> _YOUR OBJECTIVE_:
Some lines in the records below may hold the word "atmospheres"; give the number of those lines and nothing else.

■ ■ ■ ■ ■

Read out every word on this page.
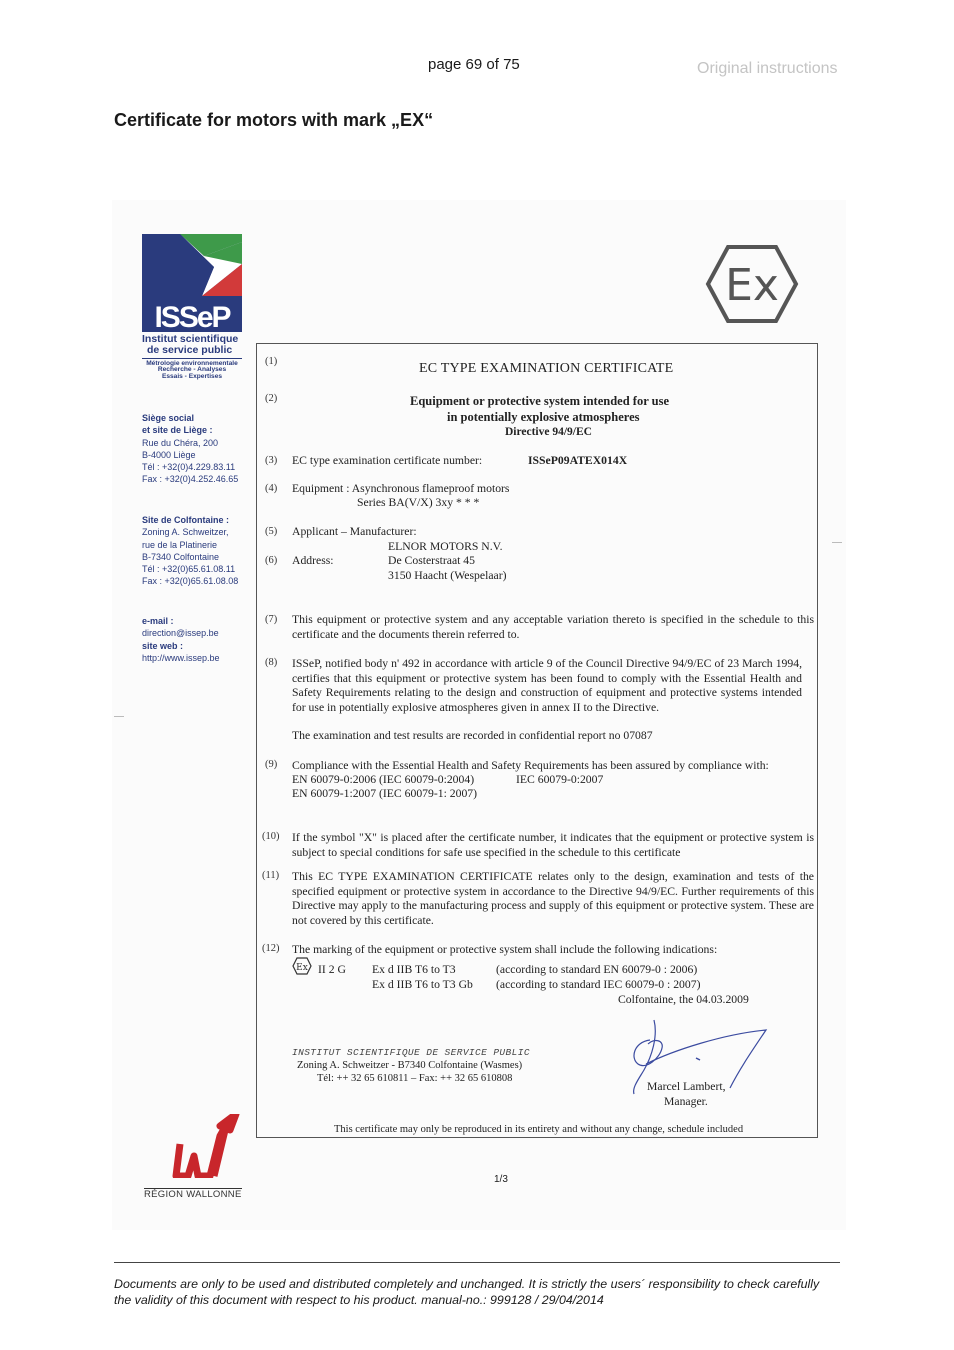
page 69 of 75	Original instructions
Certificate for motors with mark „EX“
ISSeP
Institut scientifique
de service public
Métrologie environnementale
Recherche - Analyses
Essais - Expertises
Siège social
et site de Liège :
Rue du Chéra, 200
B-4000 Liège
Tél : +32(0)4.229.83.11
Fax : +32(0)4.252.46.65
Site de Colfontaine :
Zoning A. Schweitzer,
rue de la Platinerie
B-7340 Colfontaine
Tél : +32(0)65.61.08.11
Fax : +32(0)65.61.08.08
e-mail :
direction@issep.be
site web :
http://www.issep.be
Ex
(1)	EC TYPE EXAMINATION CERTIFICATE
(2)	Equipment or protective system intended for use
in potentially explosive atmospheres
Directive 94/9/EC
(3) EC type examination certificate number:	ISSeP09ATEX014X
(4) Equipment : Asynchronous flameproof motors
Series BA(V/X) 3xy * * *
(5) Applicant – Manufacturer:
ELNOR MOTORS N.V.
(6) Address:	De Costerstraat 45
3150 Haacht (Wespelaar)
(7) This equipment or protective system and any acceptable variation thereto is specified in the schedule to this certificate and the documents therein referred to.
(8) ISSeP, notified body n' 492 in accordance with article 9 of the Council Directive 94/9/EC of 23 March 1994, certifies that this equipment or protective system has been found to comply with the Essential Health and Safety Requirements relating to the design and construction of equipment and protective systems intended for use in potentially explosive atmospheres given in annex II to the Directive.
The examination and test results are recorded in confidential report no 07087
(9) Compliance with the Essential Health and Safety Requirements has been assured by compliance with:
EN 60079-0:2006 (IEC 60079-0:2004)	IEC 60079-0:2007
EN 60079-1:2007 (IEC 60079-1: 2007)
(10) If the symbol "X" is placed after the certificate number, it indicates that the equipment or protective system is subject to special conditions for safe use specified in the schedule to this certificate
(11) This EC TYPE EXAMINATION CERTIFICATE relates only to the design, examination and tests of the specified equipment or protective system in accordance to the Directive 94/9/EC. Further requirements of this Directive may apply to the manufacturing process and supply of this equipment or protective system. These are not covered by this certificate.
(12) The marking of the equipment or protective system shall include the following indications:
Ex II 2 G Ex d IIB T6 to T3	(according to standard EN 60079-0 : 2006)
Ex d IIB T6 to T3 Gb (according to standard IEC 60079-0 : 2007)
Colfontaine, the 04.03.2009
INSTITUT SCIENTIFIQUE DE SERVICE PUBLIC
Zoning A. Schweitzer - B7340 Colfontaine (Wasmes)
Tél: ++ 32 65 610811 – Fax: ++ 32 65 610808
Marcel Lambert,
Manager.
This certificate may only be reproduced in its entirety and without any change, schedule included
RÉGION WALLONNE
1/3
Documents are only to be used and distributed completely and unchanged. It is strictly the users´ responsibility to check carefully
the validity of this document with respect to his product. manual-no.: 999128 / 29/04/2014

■ ■ ■ ■ ■

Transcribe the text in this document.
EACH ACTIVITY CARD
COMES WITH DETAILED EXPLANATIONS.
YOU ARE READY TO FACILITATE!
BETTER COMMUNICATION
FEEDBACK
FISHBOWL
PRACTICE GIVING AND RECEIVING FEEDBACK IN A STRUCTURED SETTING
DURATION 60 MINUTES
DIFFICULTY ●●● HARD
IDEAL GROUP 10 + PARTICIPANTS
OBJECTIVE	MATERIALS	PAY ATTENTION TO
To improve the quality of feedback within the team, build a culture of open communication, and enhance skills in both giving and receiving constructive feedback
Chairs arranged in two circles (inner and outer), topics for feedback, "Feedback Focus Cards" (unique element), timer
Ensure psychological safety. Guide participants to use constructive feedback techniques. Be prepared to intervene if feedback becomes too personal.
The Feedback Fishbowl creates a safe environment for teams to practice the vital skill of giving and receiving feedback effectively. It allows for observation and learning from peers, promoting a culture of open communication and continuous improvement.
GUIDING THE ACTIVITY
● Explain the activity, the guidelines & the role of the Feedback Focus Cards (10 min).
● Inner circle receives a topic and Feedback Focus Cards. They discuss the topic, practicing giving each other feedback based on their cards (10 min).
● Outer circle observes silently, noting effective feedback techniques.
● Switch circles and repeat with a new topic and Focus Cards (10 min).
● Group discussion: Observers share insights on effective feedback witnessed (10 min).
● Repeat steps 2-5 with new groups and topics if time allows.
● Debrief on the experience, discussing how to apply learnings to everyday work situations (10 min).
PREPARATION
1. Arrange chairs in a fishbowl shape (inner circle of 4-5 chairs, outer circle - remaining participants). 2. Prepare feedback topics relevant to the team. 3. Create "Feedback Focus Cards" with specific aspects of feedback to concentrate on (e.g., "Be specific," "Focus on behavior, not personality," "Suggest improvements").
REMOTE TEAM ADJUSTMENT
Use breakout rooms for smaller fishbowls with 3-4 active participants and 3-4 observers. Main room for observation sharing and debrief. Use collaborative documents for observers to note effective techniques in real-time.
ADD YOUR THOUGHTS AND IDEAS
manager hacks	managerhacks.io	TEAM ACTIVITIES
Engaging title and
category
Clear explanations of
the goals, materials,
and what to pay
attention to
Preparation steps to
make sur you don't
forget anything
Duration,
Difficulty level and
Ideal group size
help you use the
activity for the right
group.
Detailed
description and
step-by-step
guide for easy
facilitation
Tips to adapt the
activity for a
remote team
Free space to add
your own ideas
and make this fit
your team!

■ ■ ■ ■ ■

> _EXPECTED ANSWER_:
2